GIVEN PROBLEM:
Copy the data that follows exactly. Include no pictures.

Stored items
..........

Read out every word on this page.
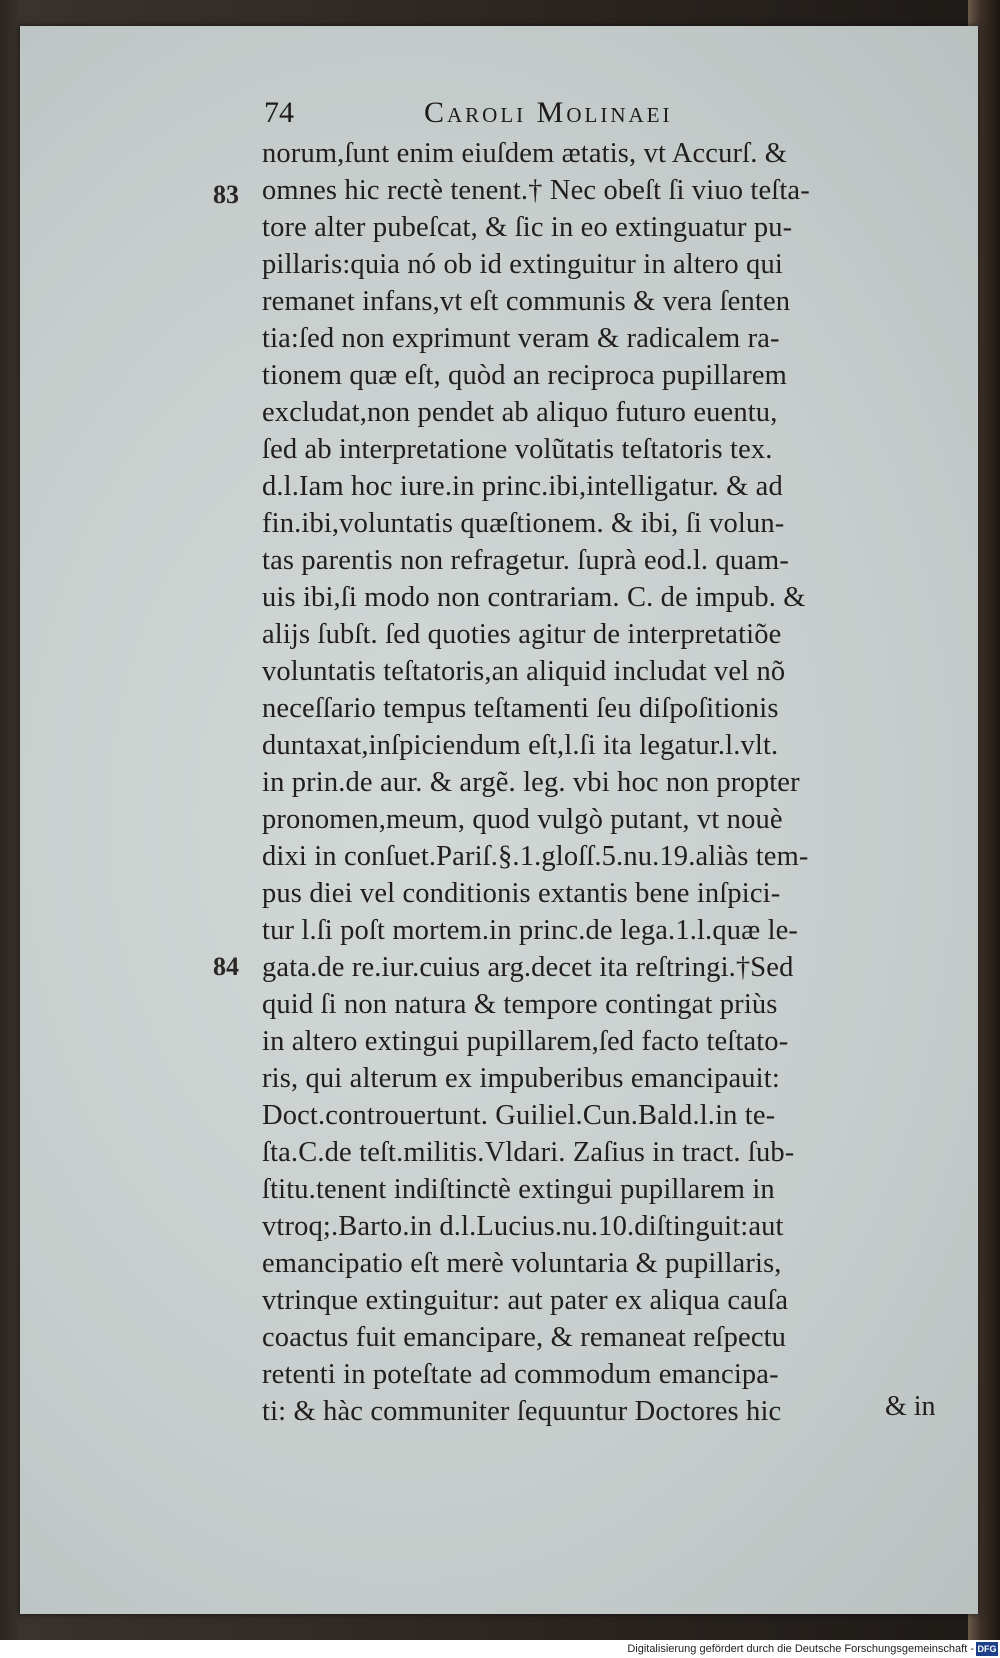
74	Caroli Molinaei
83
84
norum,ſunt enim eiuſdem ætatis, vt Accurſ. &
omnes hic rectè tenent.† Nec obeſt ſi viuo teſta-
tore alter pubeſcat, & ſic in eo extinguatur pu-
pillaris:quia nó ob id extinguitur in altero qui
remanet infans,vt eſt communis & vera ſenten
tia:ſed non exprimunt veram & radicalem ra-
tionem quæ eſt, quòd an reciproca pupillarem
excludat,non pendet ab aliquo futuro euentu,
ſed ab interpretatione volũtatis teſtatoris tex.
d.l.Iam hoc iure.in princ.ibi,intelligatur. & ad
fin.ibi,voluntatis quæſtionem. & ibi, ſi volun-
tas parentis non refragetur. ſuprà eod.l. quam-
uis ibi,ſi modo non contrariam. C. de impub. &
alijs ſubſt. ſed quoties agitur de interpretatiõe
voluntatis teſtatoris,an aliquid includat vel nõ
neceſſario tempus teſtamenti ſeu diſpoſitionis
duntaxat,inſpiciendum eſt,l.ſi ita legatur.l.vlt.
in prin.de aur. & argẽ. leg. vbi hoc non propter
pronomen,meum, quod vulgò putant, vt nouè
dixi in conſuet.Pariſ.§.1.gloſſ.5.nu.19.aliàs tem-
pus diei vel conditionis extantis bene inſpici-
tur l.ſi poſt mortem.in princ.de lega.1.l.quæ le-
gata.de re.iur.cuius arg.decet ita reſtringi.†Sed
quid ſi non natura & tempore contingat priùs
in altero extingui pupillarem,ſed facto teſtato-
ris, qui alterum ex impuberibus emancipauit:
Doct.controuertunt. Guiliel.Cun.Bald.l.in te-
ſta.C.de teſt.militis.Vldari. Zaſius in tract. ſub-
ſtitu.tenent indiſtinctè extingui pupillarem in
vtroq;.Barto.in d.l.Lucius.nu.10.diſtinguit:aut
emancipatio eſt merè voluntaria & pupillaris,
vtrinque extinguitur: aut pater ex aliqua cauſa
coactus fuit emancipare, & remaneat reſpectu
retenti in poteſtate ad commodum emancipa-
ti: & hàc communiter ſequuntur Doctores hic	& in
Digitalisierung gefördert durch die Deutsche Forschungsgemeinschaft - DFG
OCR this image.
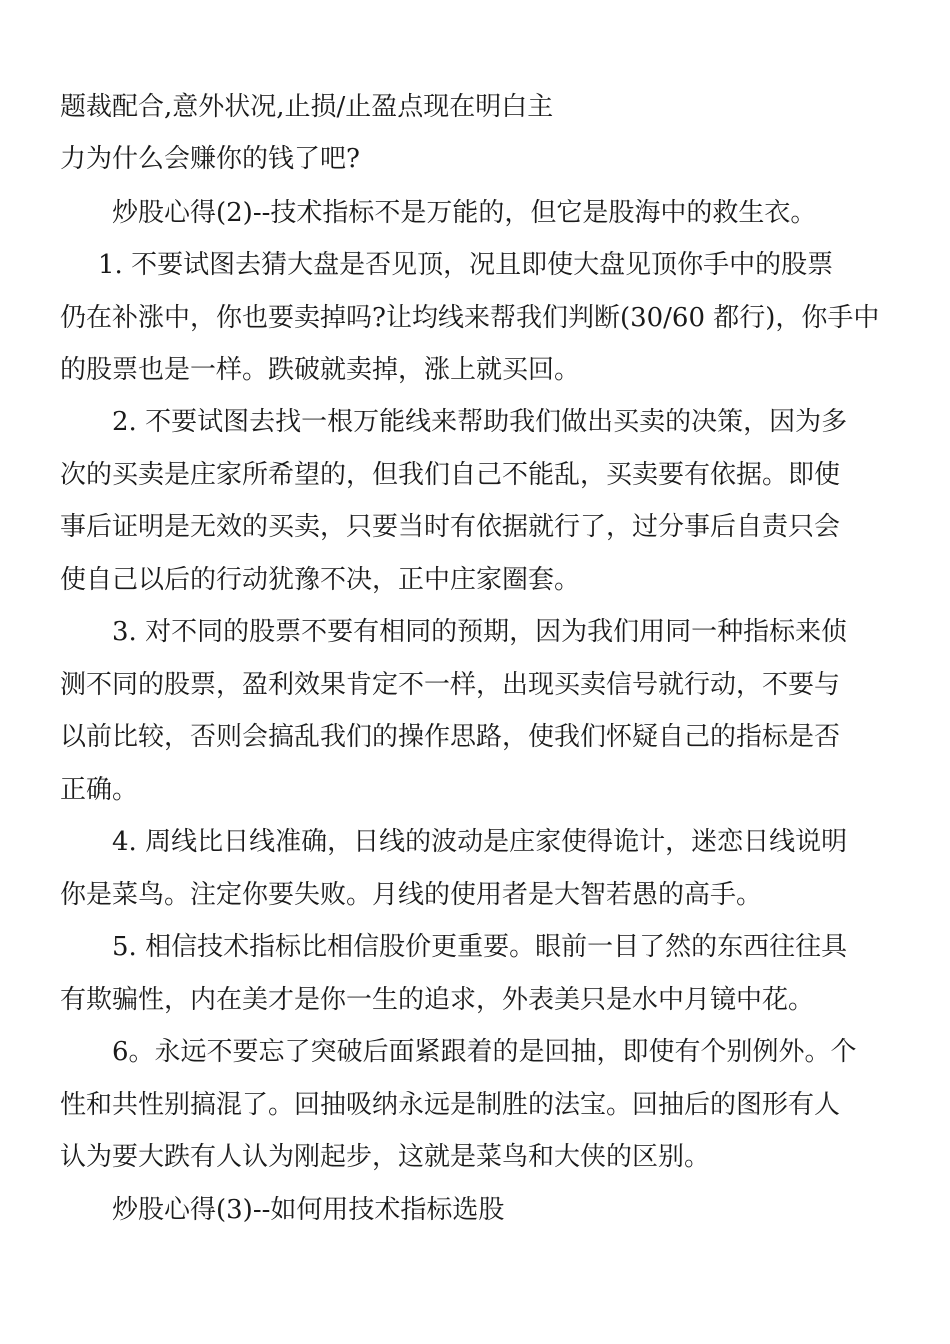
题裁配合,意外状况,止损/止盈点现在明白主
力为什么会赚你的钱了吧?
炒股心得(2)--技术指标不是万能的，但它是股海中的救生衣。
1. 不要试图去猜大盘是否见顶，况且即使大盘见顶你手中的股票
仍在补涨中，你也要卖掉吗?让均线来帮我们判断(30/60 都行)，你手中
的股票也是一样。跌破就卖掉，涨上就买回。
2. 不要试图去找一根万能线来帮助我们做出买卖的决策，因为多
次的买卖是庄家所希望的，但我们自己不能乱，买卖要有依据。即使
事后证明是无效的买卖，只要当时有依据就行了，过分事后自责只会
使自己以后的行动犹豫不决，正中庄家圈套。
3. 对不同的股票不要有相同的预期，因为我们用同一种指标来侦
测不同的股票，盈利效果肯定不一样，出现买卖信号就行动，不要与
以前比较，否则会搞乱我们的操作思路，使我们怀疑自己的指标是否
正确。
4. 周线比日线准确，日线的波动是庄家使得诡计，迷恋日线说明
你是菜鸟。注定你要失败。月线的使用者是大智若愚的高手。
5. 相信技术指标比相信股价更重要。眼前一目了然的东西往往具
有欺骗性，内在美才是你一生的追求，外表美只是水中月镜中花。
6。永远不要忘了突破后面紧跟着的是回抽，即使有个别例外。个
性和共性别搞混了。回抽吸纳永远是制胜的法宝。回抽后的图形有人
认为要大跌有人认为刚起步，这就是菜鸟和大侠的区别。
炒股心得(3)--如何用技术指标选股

..........

SOLUTION:
Read out every word on this page.
74	Caroli Molinaei
83
84
norum,ſunt enim eiuſdem ætatis, vt Accurſ. &
omnes hic rectè tenent.† Nec obeſt ſi viuo teſta-
tore alter pubeſcat, & ſic in eo extinguatur pu-
pillaris:quia nó ob id extinguitur in altero qui
remanet infans,vt eſt communis & vera ſenten
tia:ſed non exprimunt veram & radicalem ra-
tionem quæ eſt, quòd an reciproca pupillarem
excludat,non pendet ab aliquo futuro euentu,
ſed ab interpretatione volũtatis teſtatoris tex.
d.l.Iam hoc iure.in princ.ibi,intelligatur. & ad
fin.ibi,voluntatis quæſtionem. & ibi, ſi volun-
tas parentis non refragetur. ſuprà eod.l. quam-
uis ibi,ſi modo non contrariam. C. de impub. &
alijs ſubſt. ſed quoties agitur de interpretatiõe
voluntatis teſtatoris,an aliquid includat vel nõ
neceſſario tempus teſtamenti ſeu diſpoſitionis
duntaxat,inſpiciendum eſt,l.ſi ita legatur.l.vlt.
in prin.de aur. & argẽ. leg. vbi hoc non propter
pronomen,meum, quod vulgò putant, vt nouè
dixi in conſuet.Pariſ.§.1.gloſſ.5.nu.19.aliàs tem-
pus diei vel conditionis extantis bene inſpici-
tur l.ſi poſt mortem.in princ.de lega.1.l.quæ le-
gata.de re.iur.cuius arg.decet ita reſtringi.†Sed
quid ſi non natura & tempore contingat priùs
in altero extingui pupillarem,ſed facto teſtato-
ris, qui alterum ex impuberibus emancipauit:
Doct.controuertunt. Guiliel.Cun.Bald.l.in te-
ſta.C.de teſt.militis.Vldari. Zaſius in tract. ſub-
ſtitu.tenent indiſtinctè extingui pupillarem in
vtroq;.Barto.in d.l.Lucius.nu.10.diſtinguit:aut
emancipatio eſt merè voluntaria & pupillaris,
vtrinque extinguitur: aut pater ex aliqua cauſa
coactus fuit emancipare, & remaneat reſpectu
retenti in poteſtate ad commodum emancipa-
ti: & hàc communiter ſequuntur Doctores hic	& in
Digitalisierung gefördert durch die Deutsche Forschungsgemeinschaft - DFG
OCR this image.
题裁配合,意外状况,止损/止盈点现在明白主
力为什么会赚你的钱了吧?
炒股心得(2)--技术指标不是万能的，但它是股海中的救生衣。
1. 不要试图去猜大盘是否见顶，况且即使大盘见顶你手中的股票
仍在补涨中，你也要卖掉吗?让均线来帮我们判断(30/60 都行)，你手中
的股票也是一样。跌破就卖掉，涨上就买回。
2. 不要试图去找一根万能线来帮助我们做出买卖的决策，因为多
次的买卖是庄家所希望的，但我们自己不能乱，买卖要有依据。即使
事后证明是无效的买卖，只要当时有依据就行了，过分事后自责只会
使自己以后的行动犹豫不决，正中庄家圈套。
3. 对不同的股票不要有相同的预期，因为我们用同一种指标来侦
测不同的股票，盈利效果肯定不一样，出现买卖信号就行动，不要与
以前比较，否则会搞乱我们的操作思路，使我们怀疑自己的指标是否
正确。
4. 周线比日线准确，日线的波动是庄家使得诡计，迷恋日线说明
你是菜鸟。注定你要失败。月线的使用者是大智若愚的高手。
5. 相信技术指标比相信股价更重要。眼前一目了然的东西往往具
有欺骗性，内在美才是你一生的追求，外表美只是水中月镜中花。
6。永远不要忘了突破后面紧跟着的是回抽，即使有个别例外。个
性和共性别搞混了。回抽吸纳永远是制胜的法宝。回抽后的图形有人
认为要大跌有人认为刚起步，这就是菜鸟和大侠的区别。
炒股心得(3)--如何用技术指标选股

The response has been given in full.